[Required task]:
Your reply should be a single number: how many lines contain the string "Read".
━━━━━ Dataset extract ━━━━━
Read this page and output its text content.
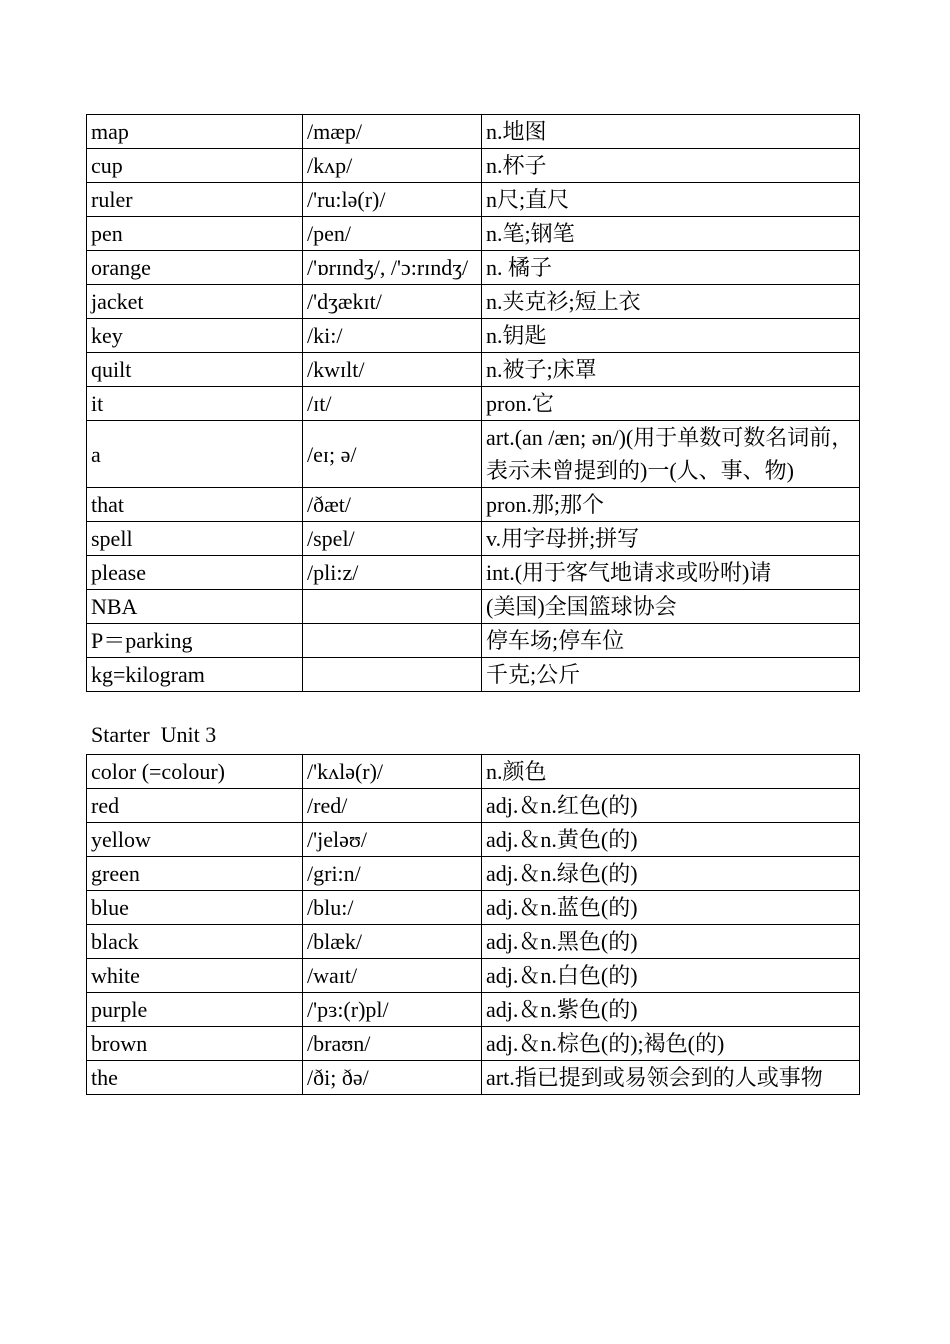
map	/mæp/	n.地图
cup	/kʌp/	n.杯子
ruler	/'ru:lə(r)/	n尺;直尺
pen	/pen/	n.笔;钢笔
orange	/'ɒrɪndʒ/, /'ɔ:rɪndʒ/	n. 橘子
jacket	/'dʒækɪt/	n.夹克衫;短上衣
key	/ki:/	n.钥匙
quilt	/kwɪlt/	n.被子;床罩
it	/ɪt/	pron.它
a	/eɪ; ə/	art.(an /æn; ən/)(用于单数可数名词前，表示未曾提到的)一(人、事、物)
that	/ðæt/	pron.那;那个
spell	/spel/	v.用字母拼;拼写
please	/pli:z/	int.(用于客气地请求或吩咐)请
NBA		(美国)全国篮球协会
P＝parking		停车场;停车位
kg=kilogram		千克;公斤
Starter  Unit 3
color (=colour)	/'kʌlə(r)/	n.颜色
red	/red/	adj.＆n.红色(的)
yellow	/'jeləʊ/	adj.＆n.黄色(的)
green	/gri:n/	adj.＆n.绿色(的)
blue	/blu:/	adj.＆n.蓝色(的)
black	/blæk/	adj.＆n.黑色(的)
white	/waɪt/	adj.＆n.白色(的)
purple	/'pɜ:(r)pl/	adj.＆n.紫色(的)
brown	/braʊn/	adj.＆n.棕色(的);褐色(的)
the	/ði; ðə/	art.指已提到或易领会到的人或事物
━━━━━
━━━━━ Dataset extract ━━━━━
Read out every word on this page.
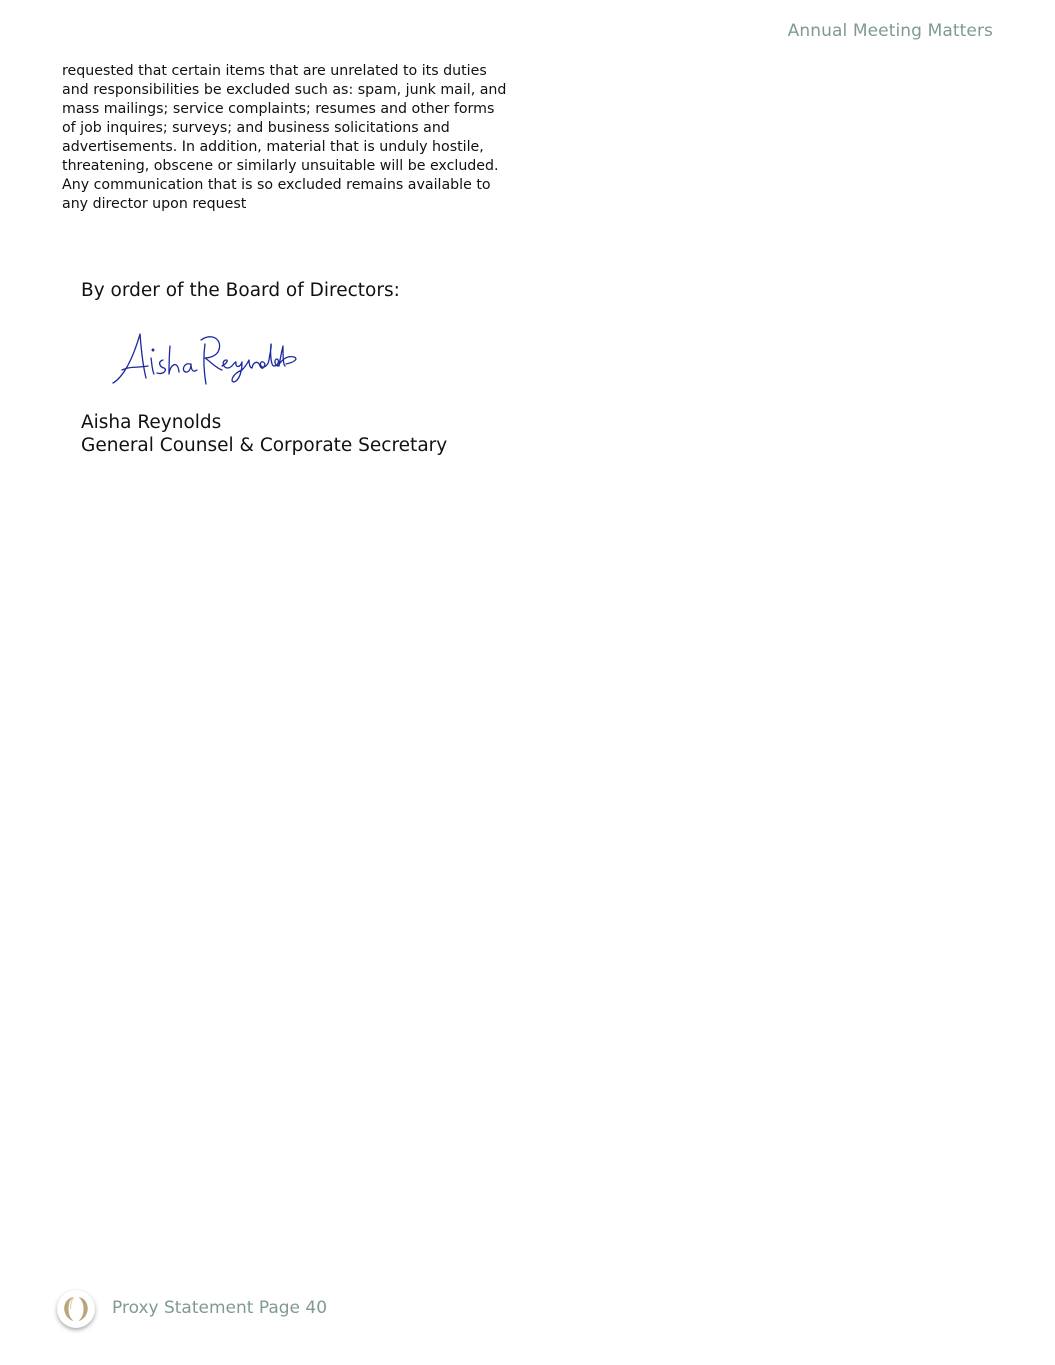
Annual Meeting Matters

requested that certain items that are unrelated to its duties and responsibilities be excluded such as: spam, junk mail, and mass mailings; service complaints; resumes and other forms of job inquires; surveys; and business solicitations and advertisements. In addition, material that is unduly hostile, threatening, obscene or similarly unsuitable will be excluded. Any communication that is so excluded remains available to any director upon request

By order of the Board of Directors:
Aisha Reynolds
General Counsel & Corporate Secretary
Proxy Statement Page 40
━━━━━
━━━━━ Dataset extract ━━━━━
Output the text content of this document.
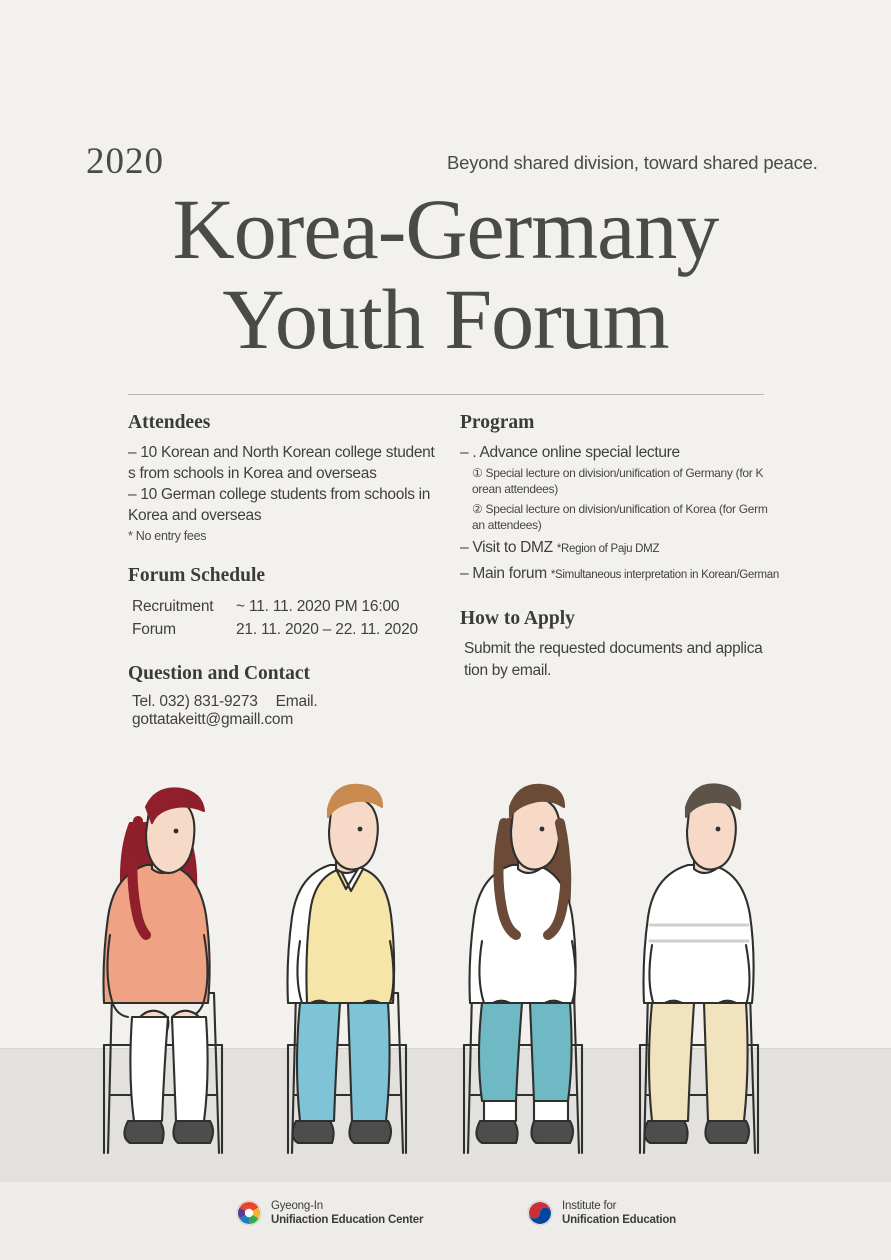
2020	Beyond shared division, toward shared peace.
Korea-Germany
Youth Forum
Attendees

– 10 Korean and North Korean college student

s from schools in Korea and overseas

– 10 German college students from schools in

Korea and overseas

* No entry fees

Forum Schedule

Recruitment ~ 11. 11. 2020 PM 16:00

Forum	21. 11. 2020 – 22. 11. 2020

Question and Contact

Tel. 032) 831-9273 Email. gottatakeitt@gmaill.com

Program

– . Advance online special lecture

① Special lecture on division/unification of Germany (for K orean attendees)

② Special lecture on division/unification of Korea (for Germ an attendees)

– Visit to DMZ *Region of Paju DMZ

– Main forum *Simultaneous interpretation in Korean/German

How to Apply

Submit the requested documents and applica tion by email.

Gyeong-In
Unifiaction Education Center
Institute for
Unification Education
━━━━━
[Right answer]:
2